■ WHAT THE TASK ASKS
Copy each entry as it stands, leaving nothing out.

════════════════════

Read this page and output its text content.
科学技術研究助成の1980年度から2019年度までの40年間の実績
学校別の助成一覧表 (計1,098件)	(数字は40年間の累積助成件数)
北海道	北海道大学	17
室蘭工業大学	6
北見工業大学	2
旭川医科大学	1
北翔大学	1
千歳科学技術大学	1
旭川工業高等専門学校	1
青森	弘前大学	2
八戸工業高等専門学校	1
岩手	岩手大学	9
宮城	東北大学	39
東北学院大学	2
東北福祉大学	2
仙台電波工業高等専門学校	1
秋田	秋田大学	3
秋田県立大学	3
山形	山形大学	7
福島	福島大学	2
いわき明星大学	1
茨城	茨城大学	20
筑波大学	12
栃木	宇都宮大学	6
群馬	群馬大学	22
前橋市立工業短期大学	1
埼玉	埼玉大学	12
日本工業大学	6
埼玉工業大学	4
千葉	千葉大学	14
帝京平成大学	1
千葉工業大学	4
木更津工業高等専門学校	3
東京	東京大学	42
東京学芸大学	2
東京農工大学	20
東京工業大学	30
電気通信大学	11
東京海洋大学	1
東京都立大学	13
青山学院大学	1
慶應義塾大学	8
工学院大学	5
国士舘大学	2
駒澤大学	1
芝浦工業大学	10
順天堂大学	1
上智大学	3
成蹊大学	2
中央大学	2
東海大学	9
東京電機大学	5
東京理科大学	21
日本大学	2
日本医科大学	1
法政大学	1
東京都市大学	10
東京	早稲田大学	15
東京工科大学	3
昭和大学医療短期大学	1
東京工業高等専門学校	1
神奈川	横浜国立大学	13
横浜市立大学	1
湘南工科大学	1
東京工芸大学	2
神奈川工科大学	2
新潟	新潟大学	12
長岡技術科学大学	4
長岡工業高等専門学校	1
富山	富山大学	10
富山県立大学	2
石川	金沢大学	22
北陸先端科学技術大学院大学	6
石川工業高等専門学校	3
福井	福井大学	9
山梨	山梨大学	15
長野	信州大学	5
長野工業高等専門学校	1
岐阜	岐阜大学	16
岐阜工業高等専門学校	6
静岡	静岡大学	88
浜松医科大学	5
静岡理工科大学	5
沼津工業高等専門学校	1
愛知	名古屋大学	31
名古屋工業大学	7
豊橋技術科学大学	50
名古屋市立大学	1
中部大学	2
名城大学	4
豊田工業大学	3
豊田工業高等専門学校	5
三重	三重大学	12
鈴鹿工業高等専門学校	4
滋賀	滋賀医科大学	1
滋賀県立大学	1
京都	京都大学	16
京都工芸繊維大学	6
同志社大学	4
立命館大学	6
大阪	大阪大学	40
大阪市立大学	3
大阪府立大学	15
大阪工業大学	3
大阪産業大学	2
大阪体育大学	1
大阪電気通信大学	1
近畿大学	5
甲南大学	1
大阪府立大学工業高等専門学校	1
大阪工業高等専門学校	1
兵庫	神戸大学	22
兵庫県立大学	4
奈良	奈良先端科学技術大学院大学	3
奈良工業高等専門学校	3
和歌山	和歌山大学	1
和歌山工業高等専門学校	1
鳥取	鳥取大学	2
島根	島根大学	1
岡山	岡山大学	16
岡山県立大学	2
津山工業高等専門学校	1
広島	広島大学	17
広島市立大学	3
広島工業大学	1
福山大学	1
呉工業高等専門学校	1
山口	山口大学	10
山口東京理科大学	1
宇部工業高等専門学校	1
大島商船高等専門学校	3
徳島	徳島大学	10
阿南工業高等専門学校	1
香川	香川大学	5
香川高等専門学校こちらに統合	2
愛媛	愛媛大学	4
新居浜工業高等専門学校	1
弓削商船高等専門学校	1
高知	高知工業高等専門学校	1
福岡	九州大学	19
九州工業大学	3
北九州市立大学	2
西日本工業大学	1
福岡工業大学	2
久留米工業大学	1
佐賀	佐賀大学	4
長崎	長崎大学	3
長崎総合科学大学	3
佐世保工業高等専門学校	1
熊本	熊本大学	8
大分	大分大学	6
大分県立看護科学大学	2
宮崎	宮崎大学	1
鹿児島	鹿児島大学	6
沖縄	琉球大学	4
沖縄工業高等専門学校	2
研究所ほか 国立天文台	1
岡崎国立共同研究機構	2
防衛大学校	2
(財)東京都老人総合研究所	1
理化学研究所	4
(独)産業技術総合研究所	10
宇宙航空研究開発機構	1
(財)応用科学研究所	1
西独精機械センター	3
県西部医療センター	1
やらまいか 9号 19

════════════════════

■ TASK RESPONSE
Read this page and output its text content.
科学技術研究助成の1980年度から2019年度までの40年間の実績
学校別の助成一覧表 (計1,098件)	(数字は40年間の累積助成件数)
北海道	北海道大学	17
室蘭工業大学	6
北見工業大学	2
旭川医科大学	1
北翔大学	1
千歳科学技術大学	1
旭川工業高等専門学校	1
青森	弘前大学	2
八戸工業高等専門学校	1
岩手	岩手大学	9
宮城	東北大学	39
東北学院大学	2
東北福祉大学	2
仙台電波工業高等専門学校	1
秋田	秋田大学	3
秋田県立大学	3
山形	山形大学	7
福島	福島大学	2
いわき明星大学	1
茨城	茨城大学	20
筑波大学	12
栃木	宇都宮大学	6
群馬	群馬大学	22
前橋市立工業短期大学	1
埼玉	埼玉大学	12
日本工業大学	6
埼玉工業大学	4
千葉	千葉大学	14
帝京平成大学	1
千葉工業大学	4
木更津工業高等専門学校	3
東京	東京大学	42
東京学芸大学	2
東京農工大学	20
東京工業大学	30
電気通信大学	11
東京海洋大学	1
東京都立大学	13
青山学院大学	1
慶應義塾大学	8
工学院大学	5
国士舘大学	2
駒澤大学	1
芝浦工業大学	10
順天堂大学	1
上智大学	3
成蹊大学	2
中央大学	2
東海大学	9
東京電機大学	5
東京理科大学	21
日本大学	2
日本医科大学	1
法政大学	1
東京都市大学	10
東京	早稲田大学	15
東京工科大学	3
昭和大学医療短期大学	1
東京工業高等専門学校	1
神奈川	横浜国立大学	13
横浜市立大学	1
湘南工科大学	1
東京工芸大学	2
神奈川工科大学	2
新潟	新潟大学	12
長岡技術科学大学	4
長岡工業高等専門学校	1
富山	富山大学	10
富山県立大学	2
石川	金沢大学	22
北陸先端科学技術大学院大学	6
石川工業高等専門学校	3
福井	福井大学	9
山梨	山梨大学	15
長野	信州大学	5
長野工業高等専門学校	1
岐阜	岐阜大学	16
岐阜工業高等専門学校	6
静岡	静岡大学	88
浜松医科大学	5
静岡理工科大学	5
沼津工業高等専門学校	1
愛知	名古屋大学	31
名古屋工業大学	7
豊橋技術科学大学	50
名古屋市立大学	1
中部大学	2
名城大学	4
豊田工業大学	3
豊田工業高等専門学校	5
三重	三重大学	12
鈴鹿工業高等専門学校	4
滋賀	滋賀医科大学	1
滋賀県立大学	1
京都	京都大学	16
京都工芸繊維大学	6
同志社大学	4
立命館大学	6
大阪	大阪大学	40
大阪市立大学	3
大阪府立大学	15
大阪工業大学	3
大阪産業大学	2
大阪体育大学	1
大阪電気通信大学	1
近畿大学	5
甲南大学	1
大阪府立大学工業高等専門学校	1
大阪工業高等専門学校	1
兵庫	神戸大学	22
兵庫県立大学	4
奈良	奈良先端科学技術大学院大学	3
奈良工業高等専門学校	3
和歌山	和歌山大学	1
和歌山工業高等専門学校	1
鳥取	鳥取大学	2
島根	島根大学	1
岡山	岡山大学	16
岡山県立大学	2
津山工業高等専門学校	1
広島	広島大学	17
広島市立大学	3
広島工業大学	1
福山大学	1
呉工業高等専門学校	1
山口	山口大学	10
山口東京理科大学	1
宇部工業高等専門学校	1
大島商船高等専門学校	3
徳島	徳島大学	10
阿南工業高等専門学校	1
香川	香川大学	5
香川高等専門学校こちらに統合	2
愛媛	愛媛大学	4
新居浜工業高等専門学校	1
弓削商船高等専門学校	1
高知	高知工業高等専門学校	1
福岡	九州大学	19
九州工業大学	3
北九州市立大学	2
西日本工業大学	1
福岡工業大学	2
久留米工業大学	1
佐賀	佐賀大学	4
長崎	長崎大学	3
長崎総合科学大学	3
佐世保工業高等専門学校	1
熊本	熊本大学	8
大分	大分大学	6
大分県立看護科学大学	2
宮崎	宮崎大学	1
鹿児島	鹿児島大学	6
沖縄	琉球大学	4
沖縄工業高等専門学校	2
研究所ほか 国立天文台	1
岡崎国立共同研究機構	2
防衛大学校	2
(財)東京都老人総合研究所	1
理化学研究所	4
(独)産業技術総合研究所	10
宇宙航空研究開発機構	1
(財)応用科学研究所	1
西独精機械センター	3
県西部医療センター	1
やらまいか 9号 19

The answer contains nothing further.